WRITTEN PROBLEM: Your task is to repeat the entries word for word while leaving out the pictures.

(Records)
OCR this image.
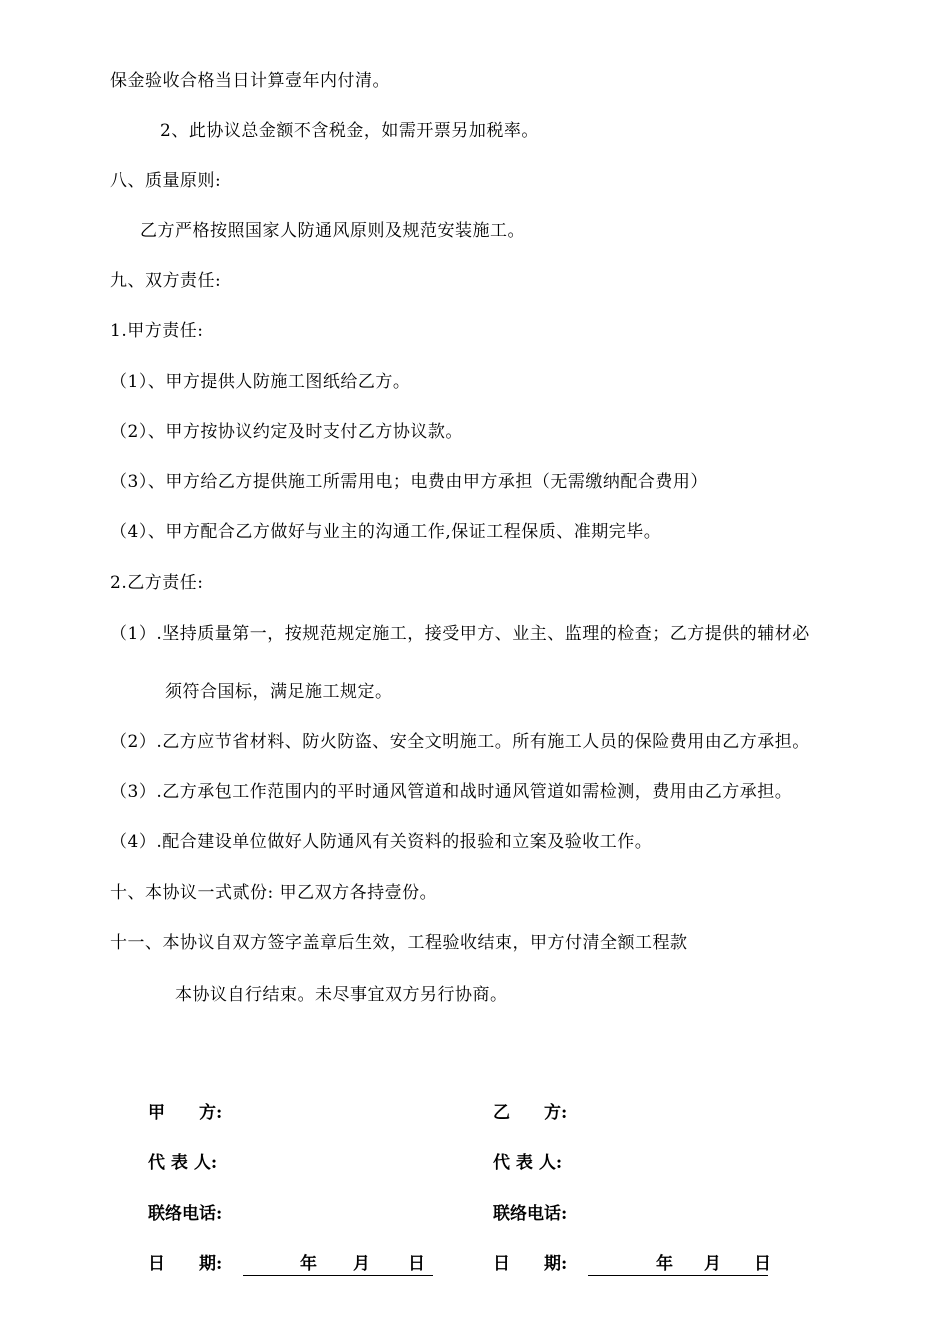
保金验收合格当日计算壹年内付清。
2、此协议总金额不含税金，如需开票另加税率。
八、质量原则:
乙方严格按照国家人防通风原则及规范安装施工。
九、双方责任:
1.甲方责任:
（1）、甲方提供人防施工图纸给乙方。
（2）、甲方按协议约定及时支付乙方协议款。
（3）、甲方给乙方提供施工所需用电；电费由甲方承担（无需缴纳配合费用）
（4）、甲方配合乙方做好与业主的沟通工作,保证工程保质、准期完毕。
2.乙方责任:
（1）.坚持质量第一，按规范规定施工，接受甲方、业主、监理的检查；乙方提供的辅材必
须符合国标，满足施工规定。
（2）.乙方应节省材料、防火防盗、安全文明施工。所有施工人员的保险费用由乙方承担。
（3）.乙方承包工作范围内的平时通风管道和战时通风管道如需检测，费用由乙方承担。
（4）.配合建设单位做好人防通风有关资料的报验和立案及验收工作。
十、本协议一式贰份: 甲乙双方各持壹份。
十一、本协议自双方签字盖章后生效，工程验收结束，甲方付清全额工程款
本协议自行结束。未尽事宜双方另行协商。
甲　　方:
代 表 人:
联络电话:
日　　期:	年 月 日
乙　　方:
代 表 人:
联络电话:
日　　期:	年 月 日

FULL RESPONSE:
OCR this image.
保金验收合格当日计算壹年内付清。
2、此协议总金额不含税金，如需开票另加税率。
八、质量原则:
乙方严格按照国家人防通风原则及规范安装施工。
九、双方责任:
1.甲方责任:
（1）、甲方提供人防施工图纸给乙方。
（2）、甲方按协议约定及时支付乙方协议款。
（3）、甲方给乙方提供施工所需用电；电费由甲方承担（无需缴纳配合费用）
（4）、甲方配合乙方做好与业主的沟通工作,保证工程保质、准期完毕。
2.乙方责任:
（1）.坚持质量第一，按规范规定施工，接受甲方、业主、监理的检查；乙方提供的辅材必
须符合国标，满足施工规定。
（2）.乙方应节省材料、防火防盗、安全文明施工。所有施工人员的保险费用由乙方承担。
（3）.乙方承包工作范围内的平时通风管道和战时通风管道如需检测，费用由乙方承担。
（4）.配合建设单位做好人防通风有关资料的报验和立案及验收工作。
十、本协议一式贰份: 甲乙双方各持壹份。
十一、本协议自双方签字盖章后生效，工程验收结束，甲方付清全额工程款
本协议自行结束。未尽事宜双方另行协商。
甲　　方:
代 表 人:
联络电话:
日　　期:	年 月 日
乙　　方:
代 表 人:
联络电话:
日　　期:	年 月 日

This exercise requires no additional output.